_Records from a collection of figures_:
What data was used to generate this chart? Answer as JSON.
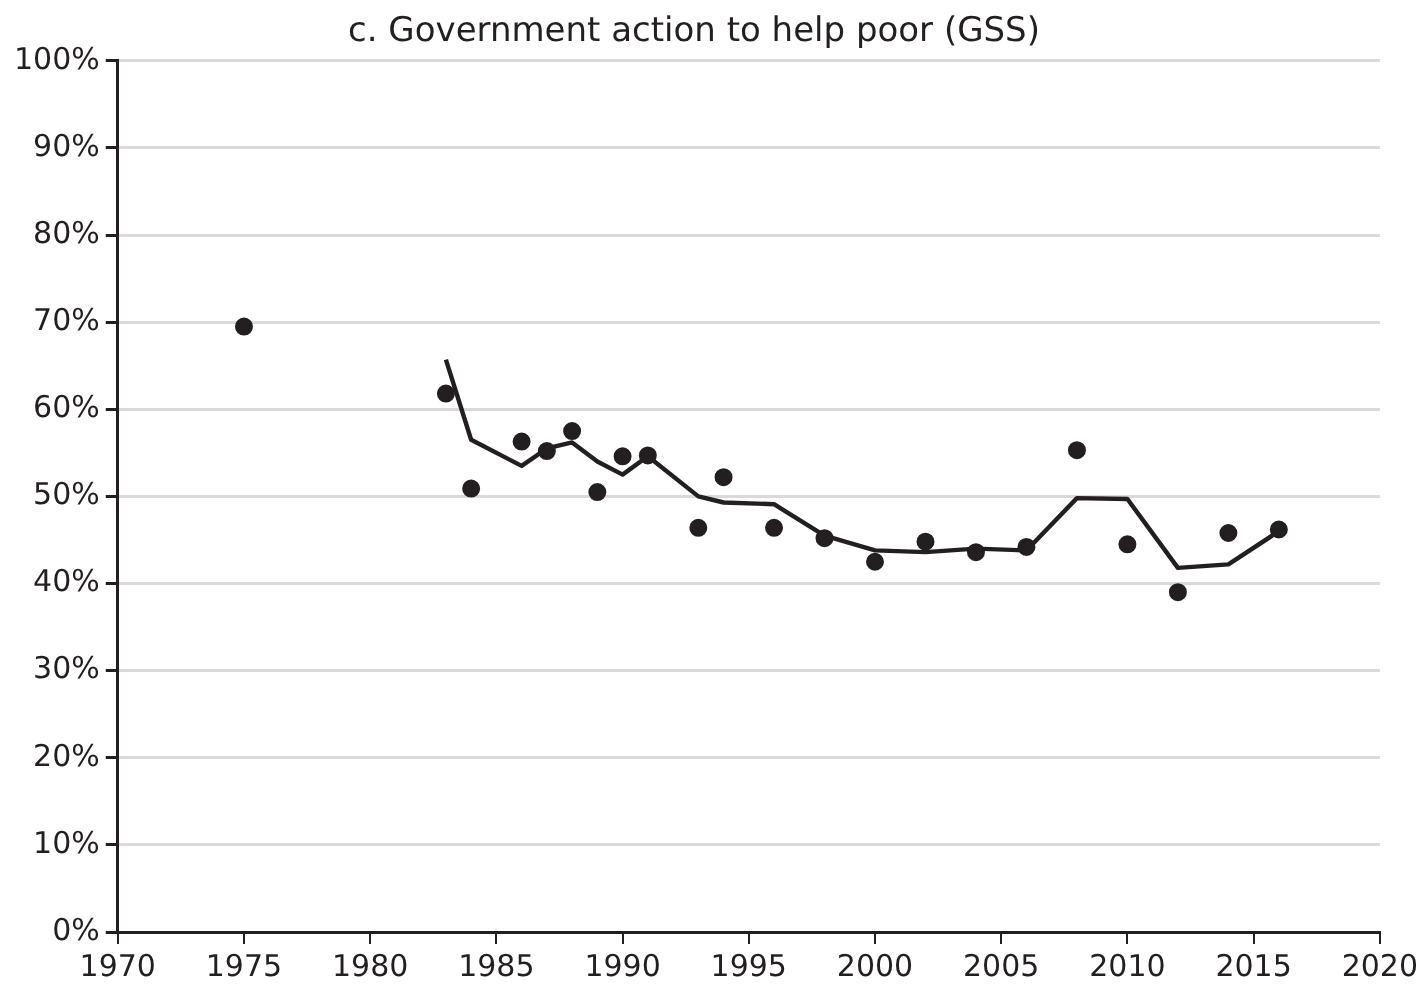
{
  "chart_data": {
    "type": "scatter",
    "title": "c. Government action to help poor (GSS)",
    "series": [
      {
        "color": "#231f20",
        "marker": "circle",
        "x": [
          1975,
          1983,
          1984,
          1986,
          1987,
          1988,
          1989,
          1990,
          1991,
          1993,
          1994,
          1996,
          1998,
          2000,
          2002,
          2004,
          2006,
          2008,
          2010,
          2012,
          2014,
          2016
        ],
        "values": [
          69.5,
          61.8,
          50.9,
          56.3,
          55.2,
          57.5,
          50.5,
          54.6,
          54.7,
          46.4,
          52.2,
          46.4,
          45.2,
          42.5,
          44.8,
          43.6,
          44.2,
          55.3,
          44.5,
          39.0,
          45.8,
          46.2
        ]
      },
      {
        "type": "line",
        "color": "#231f20",
        "marker": "none",
        "x": [
          1983,
          1984,
          1986,
          1987,
          1988,
          1989,
          1990,
          1991,
          1993,
          1994,
          1996,
          1998,
          2000,
          2002,
          2004,
          2006,
          2008,
          2010,
          2012,
          2014,
          2016
        ],
        "values": [
          65.7,
          56.5,
          53.5,
          55.5,
          56.2,
          54.0,
          52.5,
          54.6,
          50.0,
          49.3,
          49.1,
          45.5,
          43.8,
          43.6,
          44.0,
          43.8,
          49.8,
          49.7,
          41.8,
          42.2,
          46.0
        ]
      }
    ],
    "xlim": [
      1970,
      2020
    ],
    "xticks": [
      1970,
      1975,
      1980,
      1985,
      1990,
      1995,
      2000,
      2005,
      2010,
      2015,
      2020
    ],
    "ylim": [
      0,
      100
    ],
    "yticks": [
      {
        "value": 0,
        "label": "0%"
      },
      {
        "value": 10,
        "label": "10%"
      },
      {
        "value": 20,
        "label": "20%"
      },
      {
        "value": 30,
        "label": "30%"
      },
      {
        "value": 40,
        "label": "40%"
      },
      {
        "value": 50,
        "label": "50%"
      },
      {
        "value": 60,
        "label": "60%"
      },
      {
        "value": 70,
        "label": "70%"
      },
      {
        "value": 80,
        "label": "80%"
      },
      {
        "value": 90,
        "label": "90%"
      },
      {
        "value": 100,
        "label": "100%"
      }
    ],
    "grid": "y",
    "legend": false
  }
}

_Description of the task_: Transcribe every record above exactly as written, leaving out any pictures.

_Response to the exercise_:
What data was used to generate this chart? Answer as JSON.
{
  "chart_data": {
    "type": "scatter",
    "title": "c. Government action to help poor (GSS)",
    "series": [
      {
        "color": "#231f20",
        "marker": "circle",
        "x": [
          1975,
          1983,
          1984,
          1986,
          1987,
          1988,
          1989,
          1990,
          1991,
          1993,
          1994,
          1996,
          1998,
          2000,
          2002,
          2004,
          2006,
          2008,
          2010,
          2012,
          2014,
          2016
        ],
        "values": [
          69.5,
          61.8,
          50.9,
          56.3,
          55.2,
          57.5,
          50.5,
          54.6,
          54.7,
          46.4,
          52.2,
          46.4,
          45.2,
          42.5,
          44.8,
          43.6,
          44.2,
          55.3,
          44.5,
          39.0,
          45.8,
          46.2
        ]
      },
      {
        "type": "line",
        "color": "#231f20",
        "marker": "none",
        "x": [
          1983,
          1984,
          1986,
          1987,
          1988,
          1989,
          1990,
          1991,
          1993,
          1994,
          1996,
          1998,
          2000,
          2002,
          2004,
          2006,
          2008,
          2010,
          2012,
          2014,
          2016
        ],
        "values": [
          65.7,
          56.5,
          53.5,
          55.5,
          56.2,
          54.0,
          52.5,
          54.6,
          50.0,
          49.3,
          49.1,
          45.5,
          43.8,
          43.6,
          44.0,
          43.8,
          49.8,
          49.7,
          41.8,
          42.2,
          46.0
        ]
      }
    ],
    "xlim": [
      1970,
      2020
    ],
    "xticks": [
      1970,
      1975,
      1980,
      1985,
      1990,
      1995,
      2000,
      2005,
      2010,
      2015,
      2020
    ],
    "ylim": [
      0,
      100
    ],
    "yticks": [
      {
        "value": 0,
        "label": "0%"
      },
      {
        "value": 10,
        "label": "10%"
      },
      {
        "value": 20,
        "label": "20%"
      },
      {
        "value": 30,
        "label": "30%"
      },
      {
        "value": 40,
        "label": "40%"
      },
      {
        "value": 50,
        "label": "50%"
      },
      {
        "value": 60,
        "label": "60%"
      },
      {
        "value": 70,
        "label": "70%"
      },
      {
        "value": 80,
        "label": "80%"
      },
      {
        "value": 90,
        "label": "90%"
      },
      {
        "value": 100,
        "label": "100%"
      }
    ],
    "grid": "y",
    "legend": false
  }
}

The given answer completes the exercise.